■ EXTRACT PROVIDED
#####

IN THE COURT OF APPEALS OF THE STATE OF KANSAS

STATE OF KANSAS,

Appellee,

v.

LARRY O. DANIELS,

Appellant.

SYLLABUS BY THE COURT

K.S.A. 1999 Supp. 65-4160(b) is construed and applied.

Appeal from Atchison District Court; MARTIN ASHER, judge. Opinion filed December 22, 2000. Affirmed in part, reversed in part, and remanded with directions.

Randall L. Hodgkinson, assistant appellate defender, and Jessica R. Kunen, chief appellate defender, for appellant.

Rex L. Lane, assistant county attorney, and Carla J. Stovall, attorney general, for appellee.

Before LEWIS, P.J., RULON, J., and GLENN D. SCHIFFNER, District Judge, assigned.

RULON, J.: Defendant Larry O. Daniels appeals from his jury convictions of possession of cocaine, felony possession of drug paraphernalia, and misdemeanor possession of drug paraphernalia and from the sentence imposed for those convictions. We affirm defendant's convictions but remand for resentencing.

In March 1998, Atchison police officers executed a search warrant on a private residence. The residence belonged to Everline Hanmont and her mother. The search warrant contained the names of five individuals the police anticipated being at the residence. The defendant was one of the listed individuals.

Officer Cary Stone and other members of the police response team arrived at the residence and proceeded to the back door. Defendant opened the door, saw the police, and then shut the door, remaining inside the residence. The police then entered the residence by force.

Once inside, Stone spoke to defendant. Defendant denied being involved in drugs and told Stone the officers would not find any illegal substances in the house. Stone told defendant that if anything was found, the officers would have to assume such items belonged to Hanmont. Officers located a spoon with a burnt bottom in the kitchen sink, a bag containing a knife with cocaine residue and a baby food jar fashioned into a crack pipe, and a box of baking soda. Defendant admitted to smoking crack cocaine shortly before the officers arrived.

Motion to Suppress

Defendant filed a pretrial motion to suppress his incriminating admissions, asserting such statements were not made voluntarily. Defendant further argued the search warrant was legally invalid. The district court found defendant did not have standing to contest the search and that defendant's statements were made voluntarily.

During defendant's trial defendant did not object to Stone's testimony regarding statements defendant made or regarding the physical evidence until the State rested its case. Important to our consideration is the fact that defendant only raised an objection at the same time defendant made a motion to dismiss for lack of evidence.

#####

■ MATERIAL PROVIDED

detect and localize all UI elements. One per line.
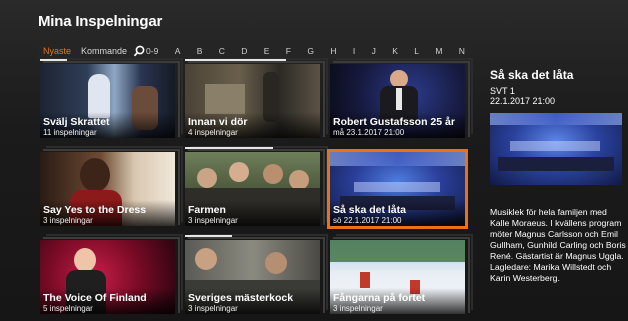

#####

■ TO BE DONE
Reproduce the passage of the Kansas appeals opinion that begins at the words "RULON, J.: Defendant" and stops after "remand for resentencing.", substituting "a new sentencing hearing" for "resentencing".

■ CORRECT ANSWER
RULON, J.: Defendant Larry O. Daniels appeals from his jury convictions of possession of cocaine, felony possession of drug paraphernalia, and misdemeanor possession of drug paraphernalia and from the sentence imposed for those convictions. We affirm defendant's convictions but remand for a new sentencing hearing.